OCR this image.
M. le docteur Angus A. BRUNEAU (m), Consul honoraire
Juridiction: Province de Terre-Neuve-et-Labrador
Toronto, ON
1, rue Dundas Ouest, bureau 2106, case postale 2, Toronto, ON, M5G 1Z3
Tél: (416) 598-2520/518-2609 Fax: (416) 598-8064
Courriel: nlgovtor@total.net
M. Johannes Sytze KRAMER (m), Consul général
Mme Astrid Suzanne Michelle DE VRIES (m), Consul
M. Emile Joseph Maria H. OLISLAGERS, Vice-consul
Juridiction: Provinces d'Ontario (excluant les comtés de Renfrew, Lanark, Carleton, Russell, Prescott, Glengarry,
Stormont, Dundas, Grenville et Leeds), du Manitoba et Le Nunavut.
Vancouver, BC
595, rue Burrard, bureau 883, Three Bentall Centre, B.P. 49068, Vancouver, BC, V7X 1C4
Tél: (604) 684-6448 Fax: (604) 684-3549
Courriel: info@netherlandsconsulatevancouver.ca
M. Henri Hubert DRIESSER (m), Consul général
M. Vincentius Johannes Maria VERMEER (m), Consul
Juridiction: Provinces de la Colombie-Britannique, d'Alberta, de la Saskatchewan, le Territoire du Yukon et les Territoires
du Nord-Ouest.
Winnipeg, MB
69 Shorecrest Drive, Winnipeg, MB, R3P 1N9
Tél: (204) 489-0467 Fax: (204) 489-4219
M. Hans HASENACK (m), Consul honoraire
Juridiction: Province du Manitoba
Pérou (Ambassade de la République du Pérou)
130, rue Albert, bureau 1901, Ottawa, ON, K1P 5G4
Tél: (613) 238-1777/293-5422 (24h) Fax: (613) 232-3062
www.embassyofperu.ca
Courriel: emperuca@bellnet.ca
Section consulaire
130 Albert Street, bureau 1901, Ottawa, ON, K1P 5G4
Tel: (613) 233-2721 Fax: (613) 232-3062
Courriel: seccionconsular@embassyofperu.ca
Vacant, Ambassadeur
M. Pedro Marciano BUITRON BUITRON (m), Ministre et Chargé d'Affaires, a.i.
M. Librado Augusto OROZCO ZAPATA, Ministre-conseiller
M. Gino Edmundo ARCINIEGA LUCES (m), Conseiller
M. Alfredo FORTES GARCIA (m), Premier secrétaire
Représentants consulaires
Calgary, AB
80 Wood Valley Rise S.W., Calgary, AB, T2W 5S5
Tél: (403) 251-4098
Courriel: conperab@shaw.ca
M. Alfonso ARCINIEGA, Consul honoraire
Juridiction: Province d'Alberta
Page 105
◆ ◆ ◆
## TASK TO CARRY OUT
Across the entries above, how many lines contain "honoraire"? Provide only the count.

## CORRECT RESULT
3